[Data records]
____

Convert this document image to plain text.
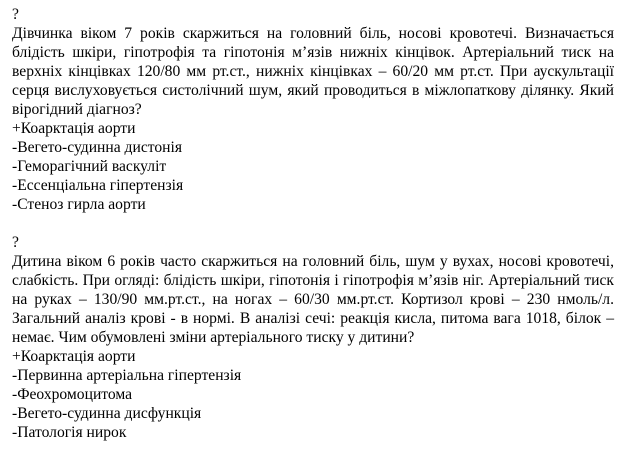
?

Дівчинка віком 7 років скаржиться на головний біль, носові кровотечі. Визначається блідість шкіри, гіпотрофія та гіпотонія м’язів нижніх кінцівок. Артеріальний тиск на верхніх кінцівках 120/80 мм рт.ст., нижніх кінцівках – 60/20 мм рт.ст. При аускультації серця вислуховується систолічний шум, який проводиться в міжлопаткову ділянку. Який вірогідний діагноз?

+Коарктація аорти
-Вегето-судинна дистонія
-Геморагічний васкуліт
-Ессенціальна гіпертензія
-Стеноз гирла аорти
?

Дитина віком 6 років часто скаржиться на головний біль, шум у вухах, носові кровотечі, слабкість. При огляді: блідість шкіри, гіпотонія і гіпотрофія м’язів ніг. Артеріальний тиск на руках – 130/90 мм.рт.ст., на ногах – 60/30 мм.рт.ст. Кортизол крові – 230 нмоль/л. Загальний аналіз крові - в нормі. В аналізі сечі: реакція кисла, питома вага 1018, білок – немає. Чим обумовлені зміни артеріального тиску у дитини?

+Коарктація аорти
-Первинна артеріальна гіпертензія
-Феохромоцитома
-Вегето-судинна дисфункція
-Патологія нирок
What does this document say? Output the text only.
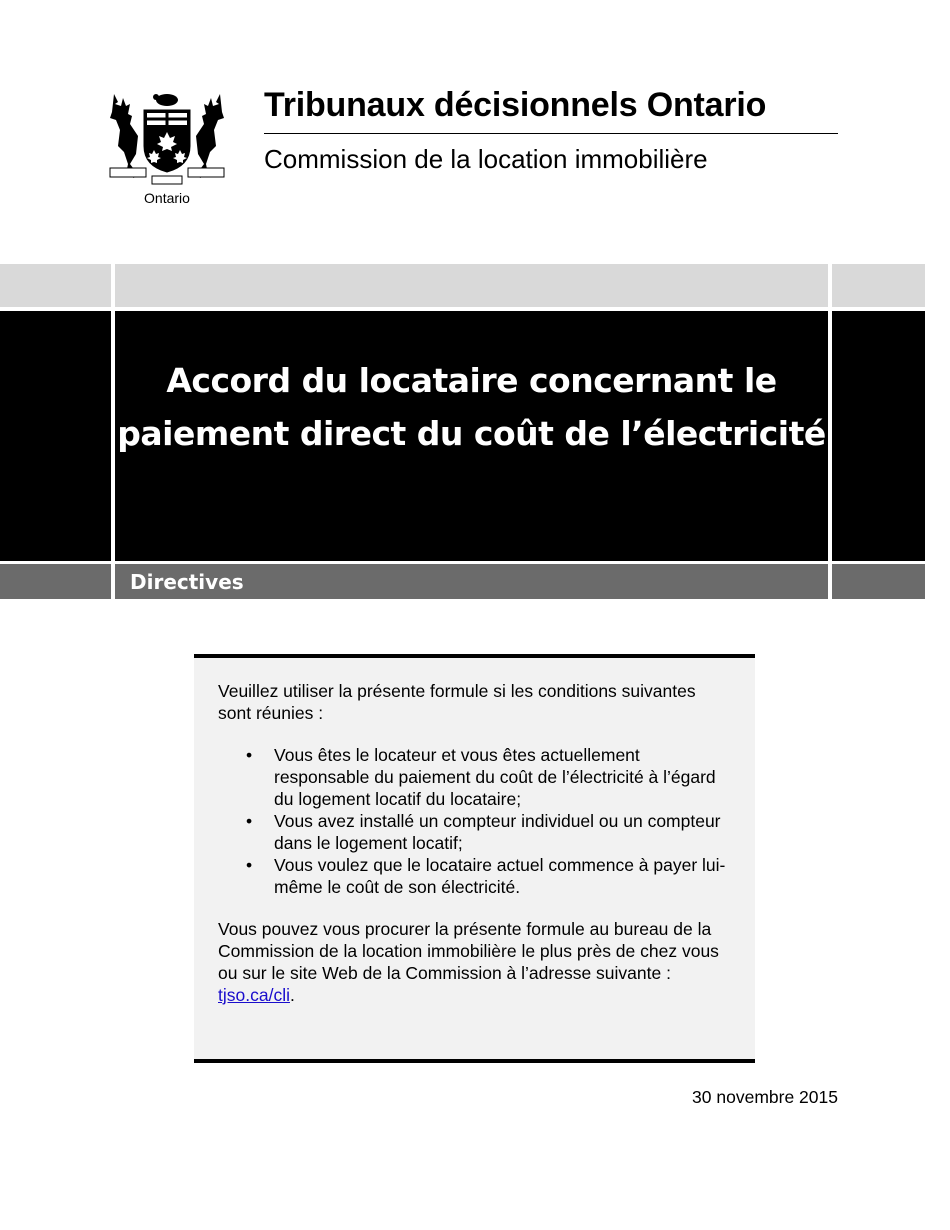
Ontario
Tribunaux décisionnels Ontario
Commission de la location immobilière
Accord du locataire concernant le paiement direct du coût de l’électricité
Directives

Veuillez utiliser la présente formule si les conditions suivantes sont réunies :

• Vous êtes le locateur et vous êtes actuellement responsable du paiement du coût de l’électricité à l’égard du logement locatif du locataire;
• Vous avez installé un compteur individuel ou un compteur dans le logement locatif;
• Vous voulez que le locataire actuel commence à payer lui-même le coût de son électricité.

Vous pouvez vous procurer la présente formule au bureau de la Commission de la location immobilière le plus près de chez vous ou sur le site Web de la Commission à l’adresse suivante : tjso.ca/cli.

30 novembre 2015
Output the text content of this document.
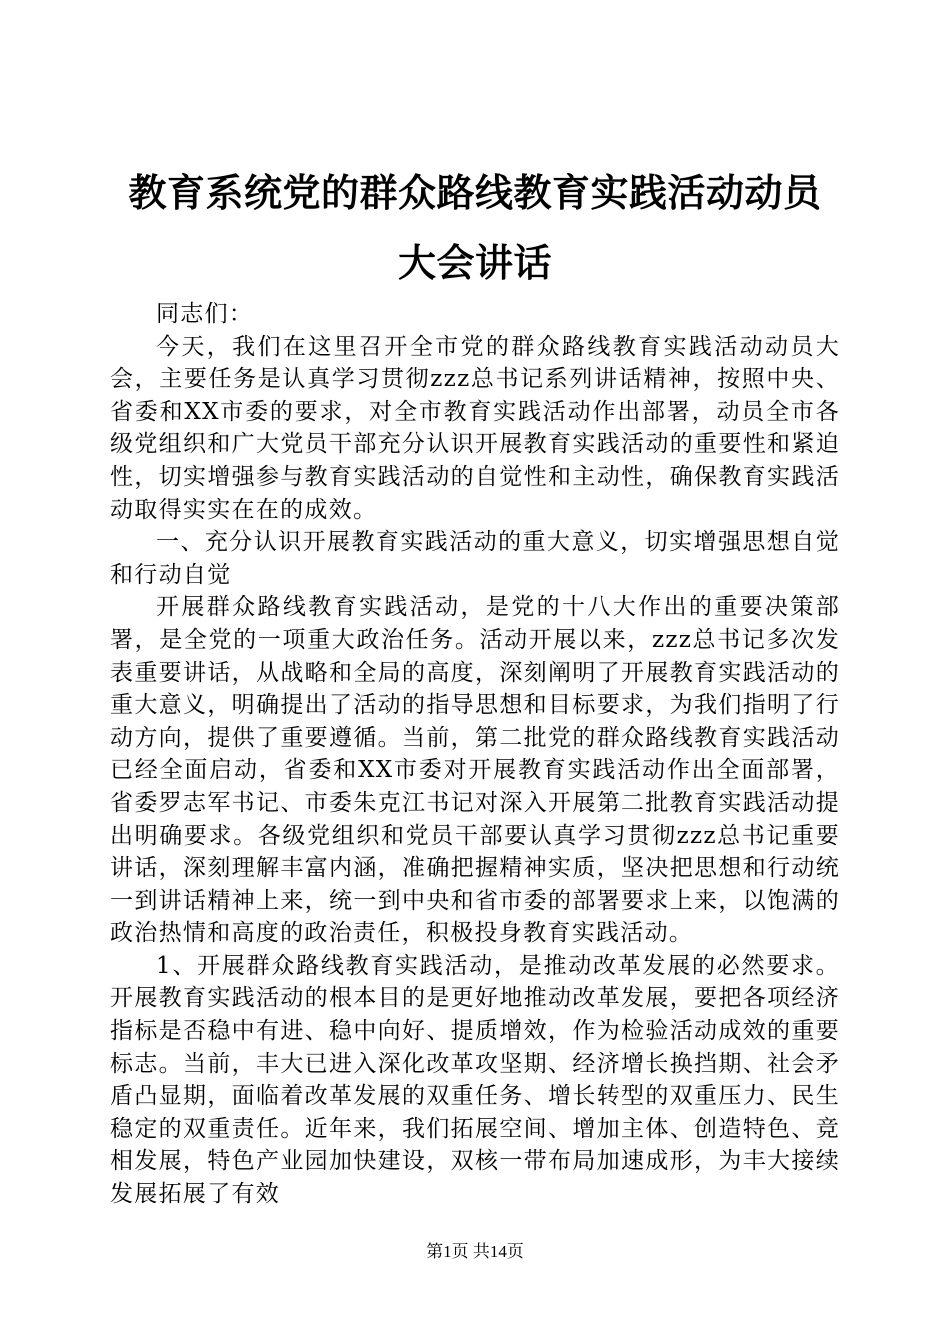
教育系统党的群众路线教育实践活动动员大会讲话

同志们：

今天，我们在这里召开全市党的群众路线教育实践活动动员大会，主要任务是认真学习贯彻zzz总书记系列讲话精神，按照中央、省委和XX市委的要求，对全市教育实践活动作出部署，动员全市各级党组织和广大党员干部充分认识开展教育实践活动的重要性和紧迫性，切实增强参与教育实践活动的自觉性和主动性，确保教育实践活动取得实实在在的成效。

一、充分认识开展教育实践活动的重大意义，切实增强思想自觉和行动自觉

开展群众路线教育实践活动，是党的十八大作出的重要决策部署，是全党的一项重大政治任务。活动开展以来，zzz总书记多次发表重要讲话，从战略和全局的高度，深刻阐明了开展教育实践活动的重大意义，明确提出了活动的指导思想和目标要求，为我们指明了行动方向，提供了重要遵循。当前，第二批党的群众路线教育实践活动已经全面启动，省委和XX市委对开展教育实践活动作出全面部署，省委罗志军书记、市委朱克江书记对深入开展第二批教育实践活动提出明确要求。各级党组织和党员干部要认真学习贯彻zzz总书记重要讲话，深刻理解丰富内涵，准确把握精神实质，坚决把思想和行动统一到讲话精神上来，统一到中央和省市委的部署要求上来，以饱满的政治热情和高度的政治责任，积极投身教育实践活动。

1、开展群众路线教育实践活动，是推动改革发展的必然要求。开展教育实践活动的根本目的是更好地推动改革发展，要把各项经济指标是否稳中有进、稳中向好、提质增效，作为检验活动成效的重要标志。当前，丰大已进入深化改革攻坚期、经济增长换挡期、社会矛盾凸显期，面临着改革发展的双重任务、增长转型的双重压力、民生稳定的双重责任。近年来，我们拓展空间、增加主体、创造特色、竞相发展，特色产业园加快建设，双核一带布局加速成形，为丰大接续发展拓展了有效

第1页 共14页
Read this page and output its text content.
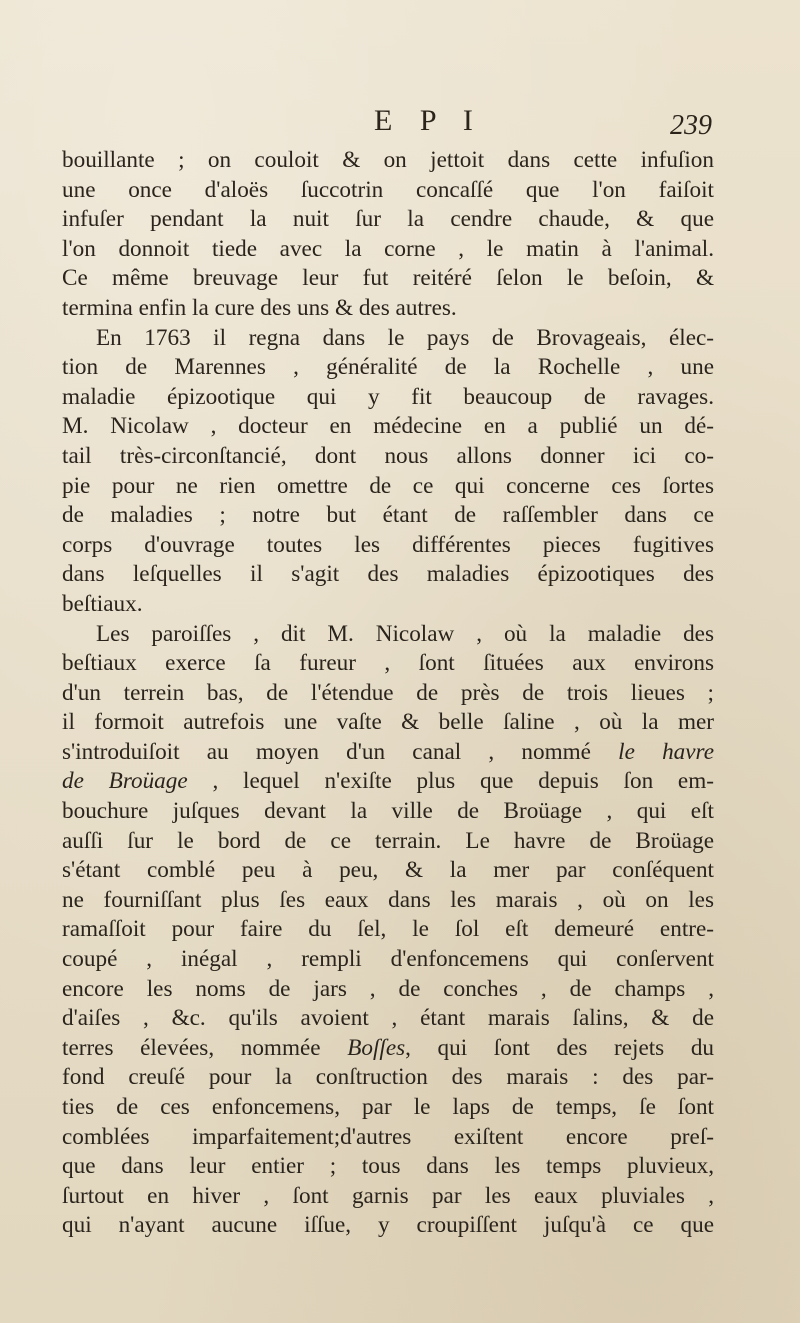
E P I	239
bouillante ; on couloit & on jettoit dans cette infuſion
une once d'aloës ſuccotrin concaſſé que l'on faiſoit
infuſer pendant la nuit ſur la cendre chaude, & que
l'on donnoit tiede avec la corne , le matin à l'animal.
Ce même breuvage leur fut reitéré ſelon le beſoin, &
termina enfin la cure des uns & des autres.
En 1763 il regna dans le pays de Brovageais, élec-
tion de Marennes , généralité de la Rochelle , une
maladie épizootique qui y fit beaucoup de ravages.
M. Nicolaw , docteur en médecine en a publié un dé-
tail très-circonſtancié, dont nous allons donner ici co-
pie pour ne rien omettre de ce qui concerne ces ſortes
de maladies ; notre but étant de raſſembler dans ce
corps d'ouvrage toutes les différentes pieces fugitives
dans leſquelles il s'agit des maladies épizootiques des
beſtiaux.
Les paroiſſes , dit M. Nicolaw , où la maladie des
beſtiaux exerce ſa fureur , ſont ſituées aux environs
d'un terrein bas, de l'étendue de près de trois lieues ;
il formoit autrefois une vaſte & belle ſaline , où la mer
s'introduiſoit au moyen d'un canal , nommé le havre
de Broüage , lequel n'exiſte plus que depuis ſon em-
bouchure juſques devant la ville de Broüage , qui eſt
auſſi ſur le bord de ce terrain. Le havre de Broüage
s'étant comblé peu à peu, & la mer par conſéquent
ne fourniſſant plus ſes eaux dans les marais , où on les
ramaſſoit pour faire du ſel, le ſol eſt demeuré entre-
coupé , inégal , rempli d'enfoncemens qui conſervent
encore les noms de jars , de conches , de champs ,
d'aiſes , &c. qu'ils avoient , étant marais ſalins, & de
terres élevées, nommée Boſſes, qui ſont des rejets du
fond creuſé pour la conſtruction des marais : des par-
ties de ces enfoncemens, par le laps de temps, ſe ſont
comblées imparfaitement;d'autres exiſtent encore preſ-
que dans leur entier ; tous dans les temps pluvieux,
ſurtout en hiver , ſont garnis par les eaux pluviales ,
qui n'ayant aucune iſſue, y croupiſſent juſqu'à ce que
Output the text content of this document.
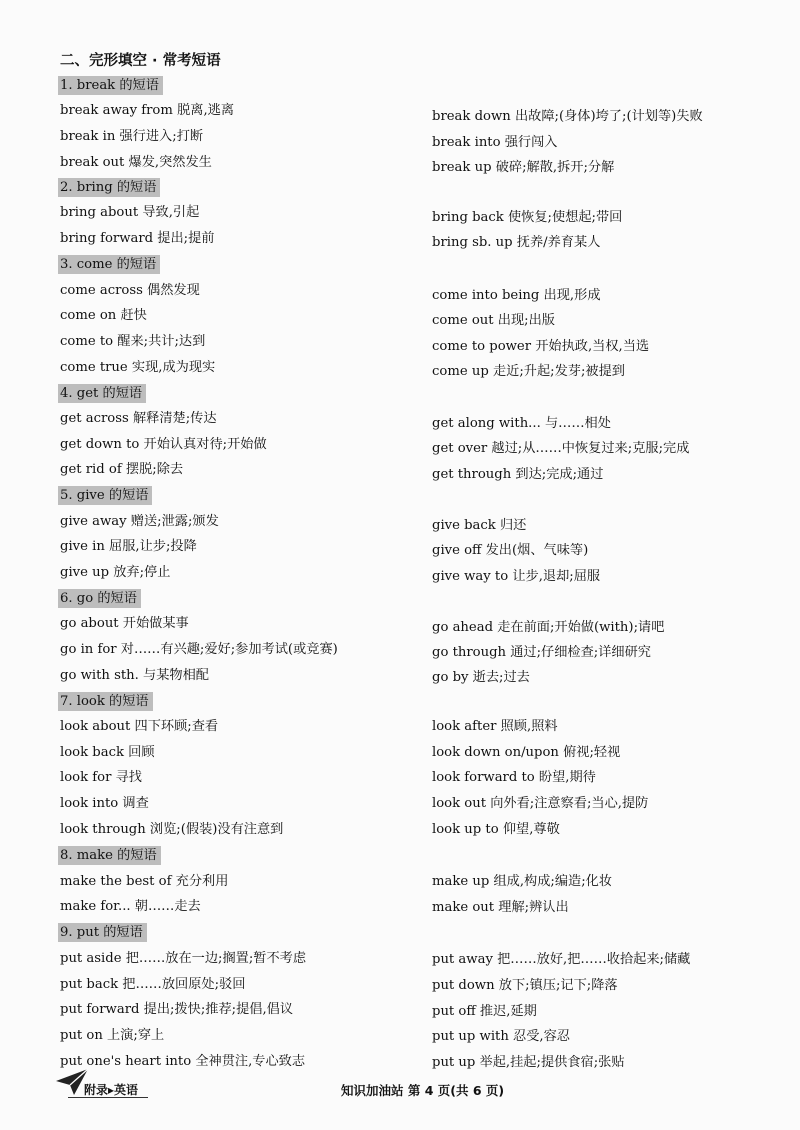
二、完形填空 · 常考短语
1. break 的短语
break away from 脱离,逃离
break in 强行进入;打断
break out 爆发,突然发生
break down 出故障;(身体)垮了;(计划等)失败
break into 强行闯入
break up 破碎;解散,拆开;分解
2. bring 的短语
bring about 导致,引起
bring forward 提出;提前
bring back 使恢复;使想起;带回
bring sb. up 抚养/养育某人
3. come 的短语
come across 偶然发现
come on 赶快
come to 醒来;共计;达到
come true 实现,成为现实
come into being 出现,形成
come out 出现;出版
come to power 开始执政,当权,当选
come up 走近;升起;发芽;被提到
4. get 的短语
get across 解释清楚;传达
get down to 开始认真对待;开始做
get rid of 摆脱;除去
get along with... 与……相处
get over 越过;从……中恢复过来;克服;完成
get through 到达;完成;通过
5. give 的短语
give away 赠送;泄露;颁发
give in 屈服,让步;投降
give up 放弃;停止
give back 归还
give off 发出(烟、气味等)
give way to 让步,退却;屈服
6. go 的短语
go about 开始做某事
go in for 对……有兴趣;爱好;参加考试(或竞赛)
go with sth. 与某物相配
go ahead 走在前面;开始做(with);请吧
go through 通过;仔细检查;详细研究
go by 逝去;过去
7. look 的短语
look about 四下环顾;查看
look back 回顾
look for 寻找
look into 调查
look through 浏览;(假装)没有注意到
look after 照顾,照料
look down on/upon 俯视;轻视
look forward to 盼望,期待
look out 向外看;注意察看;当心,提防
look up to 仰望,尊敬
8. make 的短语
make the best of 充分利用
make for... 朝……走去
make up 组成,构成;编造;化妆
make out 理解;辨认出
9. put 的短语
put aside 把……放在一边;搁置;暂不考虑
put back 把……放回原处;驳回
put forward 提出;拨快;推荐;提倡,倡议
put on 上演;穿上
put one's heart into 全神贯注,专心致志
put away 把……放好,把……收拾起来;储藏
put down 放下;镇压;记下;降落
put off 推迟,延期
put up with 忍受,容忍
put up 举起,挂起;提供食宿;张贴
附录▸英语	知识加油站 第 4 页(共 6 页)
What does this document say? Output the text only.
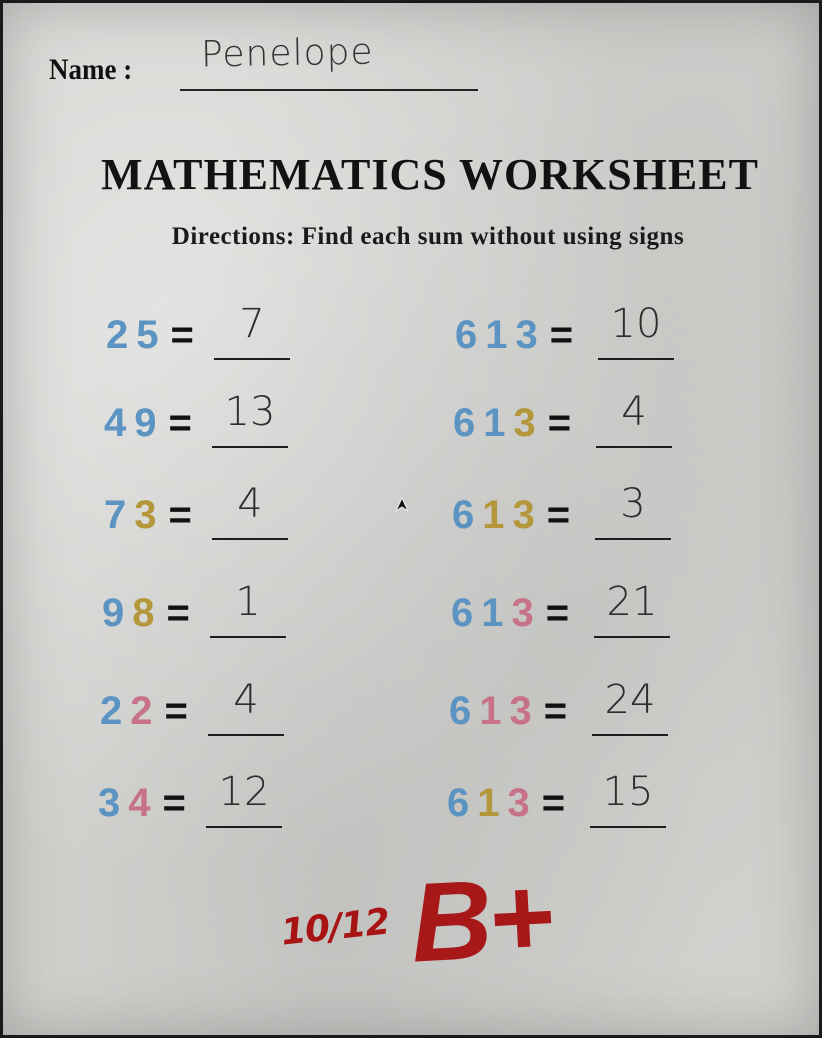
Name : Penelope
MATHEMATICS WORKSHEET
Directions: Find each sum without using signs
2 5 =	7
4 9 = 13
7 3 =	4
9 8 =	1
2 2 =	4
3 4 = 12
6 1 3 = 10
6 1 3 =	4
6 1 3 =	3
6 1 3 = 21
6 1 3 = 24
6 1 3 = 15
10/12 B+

____

Gather all lines of the records that include the word "étant".

§ Solution to this exercise:
de maladies ; notre but étant de raſſembler dans ce
s'étant comblé peu à peu, & la mer par conſéquent
d'aiſes , &c. qu'ils avoient , étant marais ſalins, & de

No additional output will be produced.